***** SUPPLIED RECORDS *****
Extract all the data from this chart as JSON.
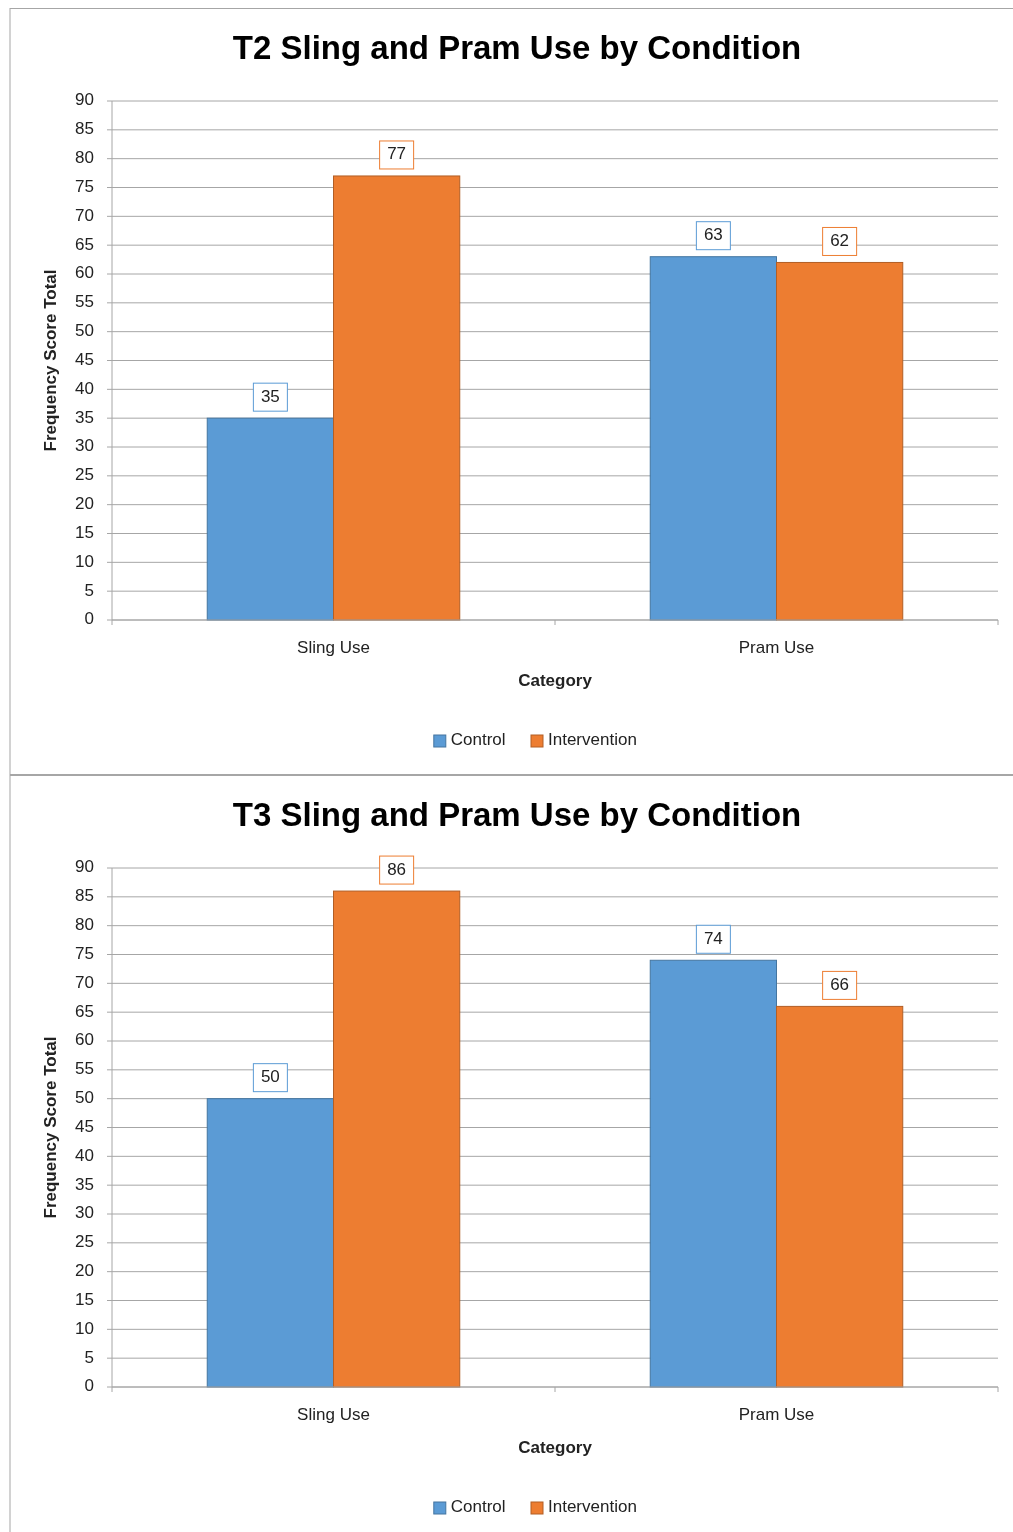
{
  "chart_data": [
    {
      "type": "bar",
      "title": "T2 Sling and Pram Use by Condition",
      "xlabel": "Category",
      "ylabel": "Frequency Score Total",
      "categories": [
        "Sling Use",
        "Pram Use"
      ],
      "series": [
        {
          "name": "Control",
          "color": "#5b9bd5",
          "values": [
            35,
            63
          ]
        },
        {
          "name": "Intervention",
          "color": "#ed7d31",
          "values": [
            77,
            62
          ]
        }
      ],
      "ylim": [
        0,
        90
      ],
      "yticks": [
        0,
        5,
        10,
        15,
        20,
        25,
        30,
        35,
        40,
        45,
        50,
        55,
        60,
        65,
        70,
        75,
        80,
        85,
        90
      ],
      "grid": "y",
      "legend": "bottom",
      "data_labels": true
    },
    {
      "type": "bar",
      "title": "T3 Sling and Pram Use by Condition",
      "xlabel": "Category",
      "ylabel": "Frequency Score Total",
      "categories": [
        "Sling Use",
        "Pram Use"
      ],
      "series": [
        {
          "name": "Control",
          "color": "#5b9bd5",
          "values": [
            50,
            74
          ]
        },
        {
          "name": "Intervention",
          "color": "#ed7d31",
          "values": [
            86,
            66
          ]
        }
      ],
      "ylim": [
        0,
        90
      ],
      "yticks": [
        0,
        5,
        10,
        15,
        20,
        25,
        30,
        35,
        40,
        45,
        50,
        55,
        60,
        65,
        70,
        75,
        80,
        85,
        90
      ],
      "grid": "y",
      "legend": "bottom",
      "data_labels": true
    }
  ]
}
*****
> [WRITTEN REQUEST] In the records above, collect each line with "Condition".

> [RESULT BELOW]
      "title": "T2 Sling and Pram Use by Condition",
      "title": "T3 Sling and Pram Use by Condition",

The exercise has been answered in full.